[EXERCISE TASK] The complete listing should be restated exactly.

Dataset records:
# # # # # # #

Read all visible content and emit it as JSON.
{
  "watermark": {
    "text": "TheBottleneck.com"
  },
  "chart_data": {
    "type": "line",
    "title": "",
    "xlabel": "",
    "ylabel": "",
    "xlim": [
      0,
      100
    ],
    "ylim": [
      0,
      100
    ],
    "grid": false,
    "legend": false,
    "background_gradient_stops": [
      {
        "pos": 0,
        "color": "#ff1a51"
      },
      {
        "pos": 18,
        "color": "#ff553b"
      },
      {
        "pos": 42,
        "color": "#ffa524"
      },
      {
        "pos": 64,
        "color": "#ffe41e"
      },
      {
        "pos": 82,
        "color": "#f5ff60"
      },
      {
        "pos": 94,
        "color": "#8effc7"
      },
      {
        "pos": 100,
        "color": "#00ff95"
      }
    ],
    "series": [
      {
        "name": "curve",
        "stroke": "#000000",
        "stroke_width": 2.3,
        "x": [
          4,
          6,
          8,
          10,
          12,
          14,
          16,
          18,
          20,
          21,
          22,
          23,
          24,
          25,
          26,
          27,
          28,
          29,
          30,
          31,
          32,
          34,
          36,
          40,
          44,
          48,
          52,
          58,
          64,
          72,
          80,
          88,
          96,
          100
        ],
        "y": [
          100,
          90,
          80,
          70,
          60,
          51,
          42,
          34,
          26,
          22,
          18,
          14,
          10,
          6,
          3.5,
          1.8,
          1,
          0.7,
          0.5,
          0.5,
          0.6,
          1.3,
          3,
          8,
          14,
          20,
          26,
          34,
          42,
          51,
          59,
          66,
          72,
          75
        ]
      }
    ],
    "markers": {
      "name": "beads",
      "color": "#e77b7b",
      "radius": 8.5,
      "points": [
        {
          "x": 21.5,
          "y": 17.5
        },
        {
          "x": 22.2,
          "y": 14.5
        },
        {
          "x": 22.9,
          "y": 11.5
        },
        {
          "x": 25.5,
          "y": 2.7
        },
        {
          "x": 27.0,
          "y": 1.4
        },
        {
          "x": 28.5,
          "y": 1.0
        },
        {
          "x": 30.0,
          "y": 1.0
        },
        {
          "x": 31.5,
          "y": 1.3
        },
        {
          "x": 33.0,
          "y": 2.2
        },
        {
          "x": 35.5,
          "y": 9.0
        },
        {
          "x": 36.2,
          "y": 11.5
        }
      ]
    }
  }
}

# # # # # # #

[EXERCISE OUTPUT]
Read all visible content and emit it as JSON.
{
  "watermark": {
    "text": "TheBottleneck.com"
  },
  "chart_data": {
    "type": "line",
    "title": "",
    "xlabel": "",
    "ylabel": "",
    "xlim": [
      0,
      100
    ],
    "ylim": [
      0,
      100
    ],
    "grid": false,
    "legend": false,
    "background_gradient_stops": [
      {
        "pos": 0,
        "color": "#ff1a51"
      },
      {
        "pos": 18,
        "color": "#ff553b"
      },
      {
        "pos": 42,
        "color": "#ffa524"
      },
      {
        "pos": 64,
        "color": "#ffe41e"
      },
      {
        "pos": 82,
        "color": "#f5ff60"
      },
      {
        "pos": 94,
        "color": "#8effc7"
      },
      {
        "pos": 100,
        "color": "#00ff95"
      }
    ],
    "series": [
      {
        "name": "curve",
        "stroke": "#000000",
        "stroke_width": 2.3,
        "x": [
          4,
          6,
          8,
          10,
          12,
          14,
          16,
          18,
          20,
          21,
          22,
          23,
          24,
          25,
          26,
          27,
          28,
          29,
          30,
          31,
          32,
          34,
          36,
          40,
          44,
          48,
          52,
          58,
          64,
          72,
          80,
          88,
          96,
          100
        ],
        "y": [
          100,
          90,
          80,
          70,
          60,
          51,
          42,
          34,
          26,
          22,
          18,
          14,
          10,
          6,
          3.5,
          1.8,
          1,
          0.7,
          0.5,
          0.5,
          0.6,
          1.3,
          3,
          8,
          14,
          20,
          26,
          34,
          42,
          51,
          59,
          66,
          72,
          75
        ]
      }
    ],
    "markers": {
      "name": "beads",
      "color": "#e77b7b",
      "radius": 8.5,
      "points": [
        {
          "x": 21.5,
          "y": 17.5
        },
        {
          "x": 22.2,
          "y": 14.5
        },
        {
          "x": 22.9,
          "y": 11.5
        },
        {
          "x": 25.5,
          "y": 2.7
        },
        {
          "x": 27.0,
          "y": 1.4
        },
        {
          "x": 28.5,
          "y": 1.0
        },
        {
          "x": 30.0,
          "y": 1.0
        },
        {
          "x": 31.5,
          "y": 1.3
        },
        {
          "x": 33.0,
          "y": 2.2
        },
        {
          "x": 35.5,
          "y": 9.0
        },
        {
          "x": 36.2,
          "y": 11.5
        }
      ]
    }
  }
}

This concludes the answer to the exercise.